━━━ Material supplied ━━━

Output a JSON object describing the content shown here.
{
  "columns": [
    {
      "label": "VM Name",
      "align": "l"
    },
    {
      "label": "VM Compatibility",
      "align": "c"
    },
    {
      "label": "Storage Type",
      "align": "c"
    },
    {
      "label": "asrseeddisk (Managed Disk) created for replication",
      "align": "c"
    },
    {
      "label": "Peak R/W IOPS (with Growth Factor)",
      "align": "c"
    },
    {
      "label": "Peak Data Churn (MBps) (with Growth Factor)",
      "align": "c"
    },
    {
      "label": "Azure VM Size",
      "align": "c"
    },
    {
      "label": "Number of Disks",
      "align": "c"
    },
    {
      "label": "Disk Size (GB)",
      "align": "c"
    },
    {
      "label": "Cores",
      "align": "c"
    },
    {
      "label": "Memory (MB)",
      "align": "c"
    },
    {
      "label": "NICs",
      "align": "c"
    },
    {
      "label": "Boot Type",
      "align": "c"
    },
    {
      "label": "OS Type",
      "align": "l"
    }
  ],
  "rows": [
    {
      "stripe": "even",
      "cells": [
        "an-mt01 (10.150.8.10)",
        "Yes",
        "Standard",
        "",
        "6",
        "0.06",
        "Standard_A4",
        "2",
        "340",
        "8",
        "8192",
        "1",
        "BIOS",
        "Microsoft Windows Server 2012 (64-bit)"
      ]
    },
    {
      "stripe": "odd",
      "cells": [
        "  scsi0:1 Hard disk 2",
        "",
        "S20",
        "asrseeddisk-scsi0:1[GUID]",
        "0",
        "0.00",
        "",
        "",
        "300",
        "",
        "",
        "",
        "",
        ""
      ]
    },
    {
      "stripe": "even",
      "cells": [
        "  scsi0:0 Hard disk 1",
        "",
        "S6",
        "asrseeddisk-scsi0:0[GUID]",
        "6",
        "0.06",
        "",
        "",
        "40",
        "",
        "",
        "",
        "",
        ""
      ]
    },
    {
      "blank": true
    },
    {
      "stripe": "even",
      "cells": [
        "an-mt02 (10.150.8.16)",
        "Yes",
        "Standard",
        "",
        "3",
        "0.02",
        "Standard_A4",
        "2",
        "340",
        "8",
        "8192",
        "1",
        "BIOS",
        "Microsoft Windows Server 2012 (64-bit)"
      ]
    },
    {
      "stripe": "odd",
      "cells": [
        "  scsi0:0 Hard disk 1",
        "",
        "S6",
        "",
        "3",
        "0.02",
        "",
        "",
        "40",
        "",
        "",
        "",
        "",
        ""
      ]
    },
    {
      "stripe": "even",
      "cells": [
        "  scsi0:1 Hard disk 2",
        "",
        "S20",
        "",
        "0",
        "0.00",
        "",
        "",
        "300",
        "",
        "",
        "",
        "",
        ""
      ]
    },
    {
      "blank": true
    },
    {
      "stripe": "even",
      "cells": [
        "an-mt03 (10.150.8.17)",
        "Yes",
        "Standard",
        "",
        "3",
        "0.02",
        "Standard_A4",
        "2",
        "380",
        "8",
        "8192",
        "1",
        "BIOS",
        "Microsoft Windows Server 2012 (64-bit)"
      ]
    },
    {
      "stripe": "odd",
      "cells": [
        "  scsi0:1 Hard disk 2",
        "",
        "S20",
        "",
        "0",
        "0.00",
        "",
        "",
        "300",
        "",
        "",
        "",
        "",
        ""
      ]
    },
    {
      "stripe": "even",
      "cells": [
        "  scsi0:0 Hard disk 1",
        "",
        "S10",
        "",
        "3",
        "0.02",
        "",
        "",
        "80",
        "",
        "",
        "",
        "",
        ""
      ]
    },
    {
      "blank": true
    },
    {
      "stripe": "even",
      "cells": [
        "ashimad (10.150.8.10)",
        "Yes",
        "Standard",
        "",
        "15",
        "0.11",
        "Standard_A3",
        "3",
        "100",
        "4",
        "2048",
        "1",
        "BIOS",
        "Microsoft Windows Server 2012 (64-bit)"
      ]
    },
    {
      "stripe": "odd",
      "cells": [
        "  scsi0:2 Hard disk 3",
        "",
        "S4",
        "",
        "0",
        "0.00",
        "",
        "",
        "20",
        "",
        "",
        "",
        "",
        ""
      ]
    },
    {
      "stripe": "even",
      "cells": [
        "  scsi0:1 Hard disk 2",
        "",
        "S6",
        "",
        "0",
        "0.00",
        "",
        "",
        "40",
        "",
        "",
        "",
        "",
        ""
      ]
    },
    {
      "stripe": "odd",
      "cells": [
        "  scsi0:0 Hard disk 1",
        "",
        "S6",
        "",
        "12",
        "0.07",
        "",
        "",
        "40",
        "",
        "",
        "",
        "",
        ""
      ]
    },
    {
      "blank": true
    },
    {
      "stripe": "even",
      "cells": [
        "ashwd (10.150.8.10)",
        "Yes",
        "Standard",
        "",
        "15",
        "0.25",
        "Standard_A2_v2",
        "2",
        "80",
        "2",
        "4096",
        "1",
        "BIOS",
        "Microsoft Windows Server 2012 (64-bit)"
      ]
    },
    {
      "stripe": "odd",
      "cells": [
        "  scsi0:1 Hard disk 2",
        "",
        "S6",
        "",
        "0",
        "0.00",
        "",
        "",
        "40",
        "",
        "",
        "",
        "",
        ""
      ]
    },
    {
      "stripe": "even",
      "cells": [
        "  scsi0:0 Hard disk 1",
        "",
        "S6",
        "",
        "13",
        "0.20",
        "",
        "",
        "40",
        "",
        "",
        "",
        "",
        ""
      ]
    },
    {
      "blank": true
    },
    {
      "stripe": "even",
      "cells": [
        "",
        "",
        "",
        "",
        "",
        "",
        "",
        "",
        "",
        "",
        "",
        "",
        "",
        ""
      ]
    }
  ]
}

━━━

▶ **What you will do**:
Pull out each line holding the string "Peak".

▶ **Finished exercise**:
      "label": "Peak R/W IOPS (with Growth Factor)",
      "label": "Peak Data Churn (MBps) (with Growth Factor)",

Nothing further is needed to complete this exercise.